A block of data
>> START
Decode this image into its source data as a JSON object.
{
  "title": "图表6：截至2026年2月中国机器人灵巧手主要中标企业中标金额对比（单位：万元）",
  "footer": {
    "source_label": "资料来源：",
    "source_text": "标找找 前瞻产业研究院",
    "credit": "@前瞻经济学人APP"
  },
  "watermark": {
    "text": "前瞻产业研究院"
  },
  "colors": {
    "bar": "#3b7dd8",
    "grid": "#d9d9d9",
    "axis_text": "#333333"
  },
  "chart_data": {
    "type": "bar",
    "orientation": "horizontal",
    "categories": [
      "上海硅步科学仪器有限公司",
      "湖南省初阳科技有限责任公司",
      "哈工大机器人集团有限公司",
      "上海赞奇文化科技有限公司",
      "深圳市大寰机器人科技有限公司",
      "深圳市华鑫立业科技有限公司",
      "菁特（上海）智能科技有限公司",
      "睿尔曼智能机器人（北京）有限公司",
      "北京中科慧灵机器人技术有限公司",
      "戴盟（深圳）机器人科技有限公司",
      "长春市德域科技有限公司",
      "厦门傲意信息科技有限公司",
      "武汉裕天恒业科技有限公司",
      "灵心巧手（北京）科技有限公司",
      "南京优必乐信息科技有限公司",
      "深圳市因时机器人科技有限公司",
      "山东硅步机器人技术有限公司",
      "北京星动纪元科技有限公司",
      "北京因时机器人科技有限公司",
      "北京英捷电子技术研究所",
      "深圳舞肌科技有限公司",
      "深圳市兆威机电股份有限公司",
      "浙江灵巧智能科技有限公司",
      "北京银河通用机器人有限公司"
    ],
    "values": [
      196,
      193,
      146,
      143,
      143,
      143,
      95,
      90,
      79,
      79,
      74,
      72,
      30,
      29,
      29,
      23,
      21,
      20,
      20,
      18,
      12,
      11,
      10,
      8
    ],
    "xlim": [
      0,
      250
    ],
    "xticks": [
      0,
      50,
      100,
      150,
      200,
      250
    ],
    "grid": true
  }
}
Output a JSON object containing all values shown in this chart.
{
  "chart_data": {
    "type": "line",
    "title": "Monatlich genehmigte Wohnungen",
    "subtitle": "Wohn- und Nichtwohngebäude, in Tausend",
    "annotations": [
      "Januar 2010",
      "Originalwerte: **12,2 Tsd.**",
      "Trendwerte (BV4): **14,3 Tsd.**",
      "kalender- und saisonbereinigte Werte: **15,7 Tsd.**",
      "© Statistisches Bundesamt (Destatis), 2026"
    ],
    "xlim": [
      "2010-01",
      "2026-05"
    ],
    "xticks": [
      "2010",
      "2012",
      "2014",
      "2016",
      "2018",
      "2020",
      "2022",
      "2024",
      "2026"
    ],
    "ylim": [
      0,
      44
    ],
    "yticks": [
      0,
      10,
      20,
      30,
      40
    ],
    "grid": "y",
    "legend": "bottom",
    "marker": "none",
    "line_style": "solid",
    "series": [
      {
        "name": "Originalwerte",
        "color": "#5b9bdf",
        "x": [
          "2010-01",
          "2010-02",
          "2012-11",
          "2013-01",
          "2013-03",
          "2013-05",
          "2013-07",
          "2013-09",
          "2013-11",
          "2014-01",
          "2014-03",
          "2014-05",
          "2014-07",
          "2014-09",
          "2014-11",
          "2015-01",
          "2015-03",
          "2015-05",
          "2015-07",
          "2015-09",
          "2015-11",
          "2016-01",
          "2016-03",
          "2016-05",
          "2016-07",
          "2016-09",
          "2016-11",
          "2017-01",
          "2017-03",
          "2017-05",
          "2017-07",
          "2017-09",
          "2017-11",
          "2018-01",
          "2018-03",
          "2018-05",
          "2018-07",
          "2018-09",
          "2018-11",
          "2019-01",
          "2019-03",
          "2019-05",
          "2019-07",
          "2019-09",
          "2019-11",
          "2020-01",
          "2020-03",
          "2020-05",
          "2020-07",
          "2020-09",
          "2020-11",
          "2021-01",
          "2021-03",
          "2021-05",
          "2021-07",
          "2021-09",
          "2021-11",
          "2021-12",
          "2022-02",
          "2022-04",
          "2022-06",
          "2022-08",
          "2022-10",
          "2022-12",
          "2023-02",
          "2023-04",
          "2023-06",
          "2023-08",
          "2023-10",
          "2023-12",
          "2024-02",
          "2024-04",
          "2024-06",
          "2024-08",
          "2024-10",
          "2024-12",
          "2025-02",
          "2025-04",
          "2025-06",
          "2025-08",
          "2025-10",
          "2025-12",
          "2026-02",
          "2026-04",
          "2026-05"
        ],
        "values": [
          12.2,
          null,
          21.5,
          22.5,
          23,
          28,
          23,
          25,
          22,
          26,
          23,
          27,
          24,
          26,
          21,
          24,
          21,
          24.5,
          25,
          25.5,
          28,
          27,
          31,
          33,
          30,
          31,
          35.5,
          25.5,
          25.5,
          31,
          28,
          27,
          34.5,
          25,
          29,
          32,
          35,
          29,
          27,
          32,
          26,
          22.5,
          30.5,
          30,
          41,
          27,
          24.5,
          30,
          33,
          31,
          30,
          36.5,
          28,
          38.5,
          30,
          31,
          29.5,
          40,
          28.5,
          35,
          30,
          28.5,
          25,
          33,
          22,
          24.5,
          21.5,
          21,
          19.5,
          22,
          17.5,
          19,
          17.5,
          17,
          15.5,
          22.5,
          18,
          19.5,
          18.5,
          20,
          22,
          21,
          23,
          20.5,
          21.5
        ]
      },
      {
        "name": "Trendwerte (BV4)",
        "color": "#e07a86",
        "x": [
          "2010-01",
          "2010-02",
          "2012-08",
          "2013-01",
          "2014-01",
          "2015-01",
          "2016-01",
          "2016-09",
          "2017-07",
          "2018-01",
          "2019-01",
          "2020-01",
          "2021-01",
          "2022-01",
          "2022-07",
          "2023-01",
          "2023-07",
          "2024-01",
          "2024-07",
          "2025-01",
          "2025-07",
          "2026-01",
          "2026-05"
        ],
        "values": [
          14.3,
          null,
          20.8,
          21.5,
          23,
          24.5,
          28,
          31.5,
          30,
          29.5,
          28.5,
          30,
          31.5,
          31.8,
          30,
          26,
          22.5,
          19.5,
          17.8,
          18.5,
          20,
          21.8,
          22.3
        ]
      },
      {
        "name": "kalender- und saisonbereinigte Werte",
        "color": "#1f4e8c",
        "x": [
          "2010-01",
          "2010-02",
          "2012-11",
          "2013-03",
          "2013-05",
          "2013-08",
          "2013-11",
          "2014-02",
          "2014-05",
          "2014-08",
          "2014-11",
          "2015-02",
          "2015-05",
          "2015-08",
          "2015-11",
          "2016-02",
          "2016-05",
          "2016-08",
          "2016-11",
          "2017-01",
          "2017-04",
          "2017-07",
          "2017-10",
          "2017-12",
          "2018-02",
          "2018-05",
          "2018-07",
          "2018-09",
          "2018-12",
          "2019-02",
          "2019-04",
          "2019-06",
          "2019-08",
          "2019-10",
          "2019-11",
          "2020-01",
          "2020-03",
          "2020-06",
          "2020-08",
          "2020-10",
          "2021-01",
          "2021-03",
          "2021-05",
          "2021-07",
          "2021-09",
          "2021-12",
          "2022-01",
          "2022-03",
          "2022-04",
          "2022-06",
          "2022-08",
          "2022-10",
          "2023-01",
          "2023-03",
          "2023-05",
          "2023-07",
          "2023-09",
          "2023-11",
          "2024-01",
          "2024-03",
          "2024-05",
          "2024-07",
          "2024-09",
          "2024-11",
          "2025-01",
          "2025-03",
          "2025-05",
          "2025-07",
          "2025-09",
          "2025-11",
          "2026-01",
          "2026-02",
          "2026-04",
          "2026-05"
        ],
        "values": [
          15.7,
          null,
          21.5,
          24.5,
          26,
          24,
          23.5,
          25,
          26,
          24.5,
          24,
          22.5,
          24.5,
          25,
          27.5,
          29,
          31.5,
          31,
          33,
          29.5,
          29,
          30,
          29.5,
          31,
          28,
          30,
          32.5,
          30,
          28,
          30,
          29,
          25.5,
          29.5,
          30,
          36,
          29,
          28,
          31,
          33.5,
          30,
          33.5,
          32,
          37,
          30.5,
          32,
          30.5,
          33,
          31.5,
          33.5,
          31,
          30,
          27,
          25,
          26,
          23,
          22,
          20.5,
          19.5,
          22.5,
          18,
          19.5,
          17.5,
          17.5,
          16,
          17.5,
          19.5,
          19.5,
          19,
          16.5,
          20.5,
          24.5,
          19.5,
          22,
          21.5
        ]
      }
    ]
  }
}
>> END
» WHAT THIS TASK INVOLVES
Pick out the lines containing the string "Originalwerte".

» ANSWER IN FULL
      "Originalwerte: **12,2 Tsd.**",
        "name": "Originalwerte",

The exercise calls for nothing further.